__DIRECTIVE__.
Find the string "Moudré" in the records. Copy every line it appears in.

__INPUT MATERIAL__.
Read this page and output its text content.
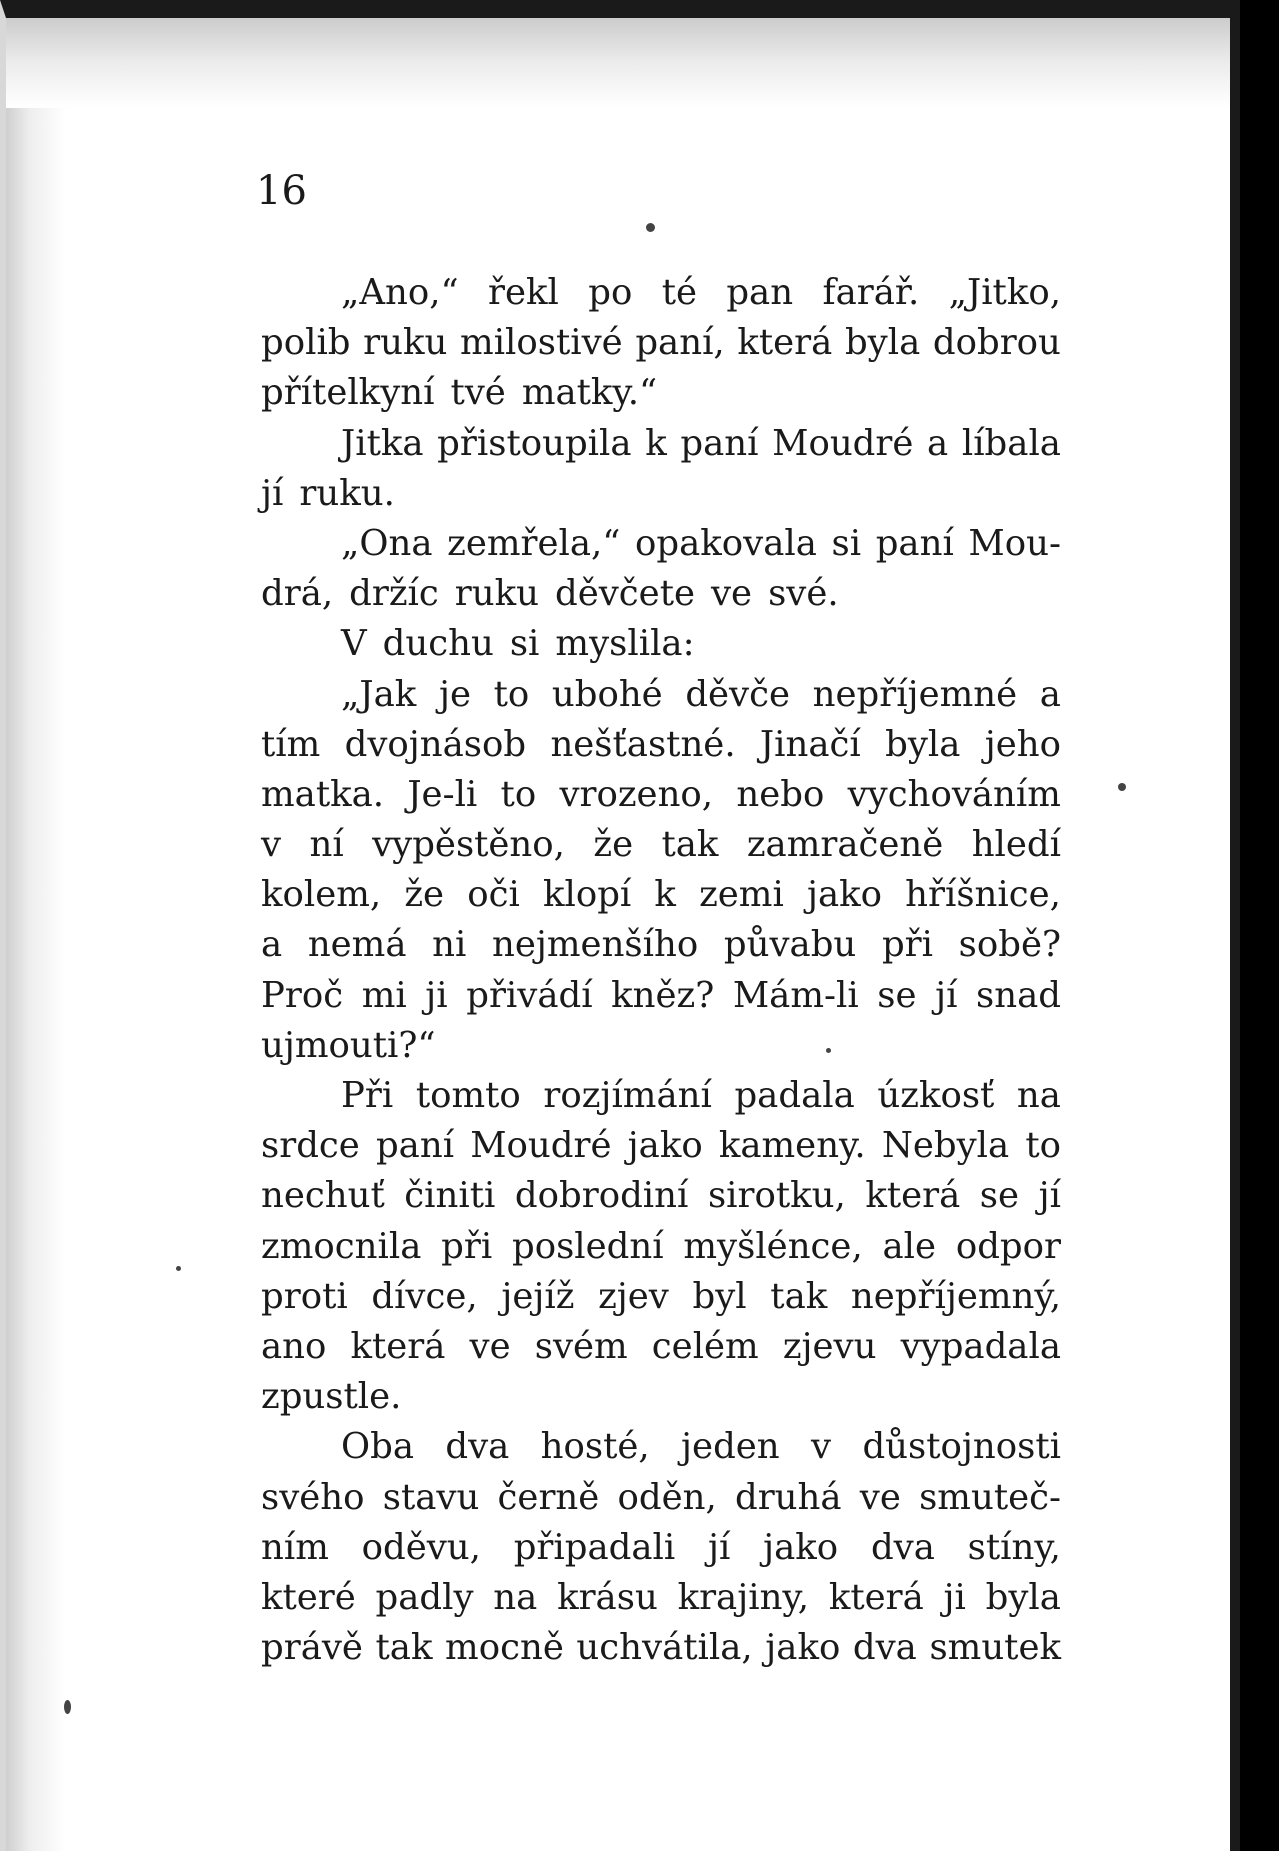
16
„Ano,“ řekl po té pan farář. „Jitko,
polib ruku milostivé paní, která byla dobrou
přítelkyní tvé matky.“
Jitka přistoupila k paní Moudré a líbala
jí ruku.
„Ona zemřela,“ opakovala si paní Mou-
drá, držíc ruku děvčete ve své.
V duchu si myslila:
„Jak je to ubohé děvče nepříjemné a
tím dvojnásob nešťastné. Jinačí byla jeho
matka. Je-li to vrozeno, nebo vychováním
v ní vypěstěno, že tak zamračeně hledí
kolem, že oči klopí k zemi jako hříšnice,
a nemá ni nejmenšího půvabu při sobě?
Proč mi ji přivádí kněz? Mám-li se jí snad
ujmouti?“
Při tomto rozjímání padala úzkosť na
srdce paní Moudré jako kameny. Nebyla to
nechuť činiti dobrodiní sirotku, která se jí
zmocnila při poslední myšlénce, ale odpor
proti dívce, jejíž zjev byl tak nepříjemný,
ano která ve svém celém zjevu vypadala
zpustle.
Oba dva hosté, jeden v důstojnosti
svého stavu černě oděn, druhá ve smuteč-
ním oděvu, připadali jí jako dva stíny,
které padly na krásu krajiny, která ji byla
právě tak mocně uchvátila, jako dva smutek
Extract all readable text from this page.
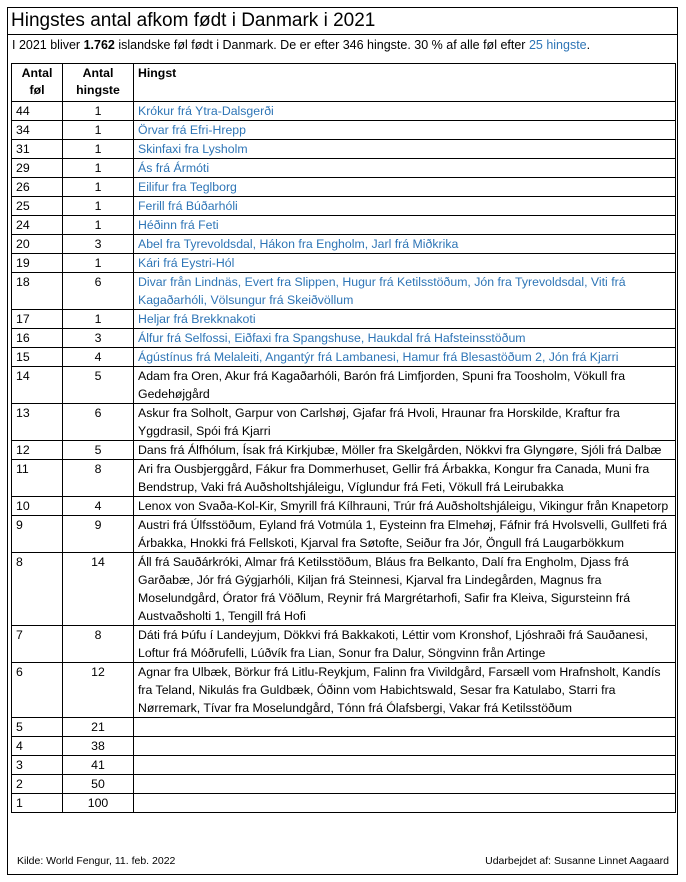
Hingstes antal afkom født i Danmark i 2021
I 2021 bliver 1.762 islandske føl født i Danmark. De er efter 346 hingste. 30 % af alle føl efter 25 hingste.
Antal
føl	Antal
hingste	Hingst
44	1	Krókur frá Ytra-Dalsgerði
34	1	Örvar frá Efri-Hrepp
31	1	Skinfaxi fra Lysholm
29	1	Ás frá Ármóti
26	1	Eilifur fra Teglborg
25	1	Ferill frá Búðarhóli
24	1	Héðinn frá Feti
20	3	Abel fra Tyrevoldsdal, Hákon fra Engholm, Jarl frá Miðkrika
19	1	Kári frá Eystri-Hól
18	6	Divar från Lindnäs, Evert fra Slippen, Hugur frá Ketilsstöðum, Jón fra Tyrevoldsdal, Viti frá Kagaðarhóli, Völsungur frá Skeiðvöllum
17	1	Heljar frá Brekknakoti
16	3	Álfur frá Selfossi, Eiðfaxi fra Spangshuse, Haukdal frá Hafsteinsstöðum
15	4	Ágústínus frá Melaleiti, Angantýr frá Lambanesi, Hamur frá Blesastöðum 2, Jón frá Kjarri
14	5	Adam fra Oren, Akur frá Kagaðarhóli, Barón frá Limfjorden, Spuni fra Toosholm, Vökull fra Gedehøjgård
13	6	Askur fra Solholt, Garpur von Carlshøj, Gjafar frá Hvoli, Hraunar fra Horskilde, Kraftur fra Yggdrasil, Spói frá Kjarri
12	5	Dans frá Álfhólum, Ísak frá Kirkjubæ, Möller fra Skelgården, Nökkvi fra Glyngøre, Sjóli frá Dalbæ
11	8	Ari fra Ousbjerggård, Fákur fra Dommerhuset, Gellir frá Árbakka, Kongur fra Canada, Muni fra Bendstrup, Vaki frá Auðsholtshjáleigu, Víglundur frá Feti, Vökull frá Leirubakka
10	4	Lenox von Svaða-Kol-Kir, Smyrill frá Kílhrauni, Trúr frá Auðsholtshjáleigu, Vikingur från Knapetorp
9	9	Austri frá Úlfsstöðum, Eyland frá Votmúla 1, Eysteinn fra Elmehøj, Fáfnir frá Hvolsvelli, Gullfeti frá Árbakka, Hnokki frá Fellskoti, Kjarval fra Søtofte, Seiður fra Jór, Öngull frá Laugarbökkum
8	14	Áll frá Sauðárkróki, Almar frá Ketilsstöðum, Bláus fra Belkanto, Dalí fra Engholm, Djass frá Garðabæ, Jór frá Gýgjarhóli, Kiljan frá Steinnesi, Kjarval fra Lindegården, Magnus fra Moselundgård, Órator frá Vöðlum, Reynir frá Margrétarhofi, Safir fra Kleiva, Sigursteinn frá Austvaðsholti 1, Tengill frá Hofi
7	8	Dáti frá Þúfu í Landeyjum, Dökkvi frá Bakkakoti, Léttir vom Kronshof, Ljóshraði frá Sauðanesi, Loftur frá Móðrufelli, Lúðvík fra Lian, Sonur fra Dalur, Söngvinn från Artinge
6	12	Agnar fra Ulbæk, Börkur frá Litlu-Reykjum, Falinn fra Vivildgård, Farsæll vom Hrafnsholt, Kandís fra Teland, Nikulás fra Guldbæk, Óðinn vom Habichtswald, Sesar fra Katulabo, Starri fra Nørremark, Tívar fra Moselundgård, Tónn frá Ólafsbergi, Vakar frá Ketilsstöðum
5	21	
4	38	
3	41	
2	50	
1	100	
Kilde: World Fengur, 11. feb. 2022	Udarbejdet af: Susanne Linnet Aagaard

__EXERCISE SOLUTION__.
Jitka přistoupila k paní Moudré a líbala
srdce paní Moudré jako kameny. Nebyla to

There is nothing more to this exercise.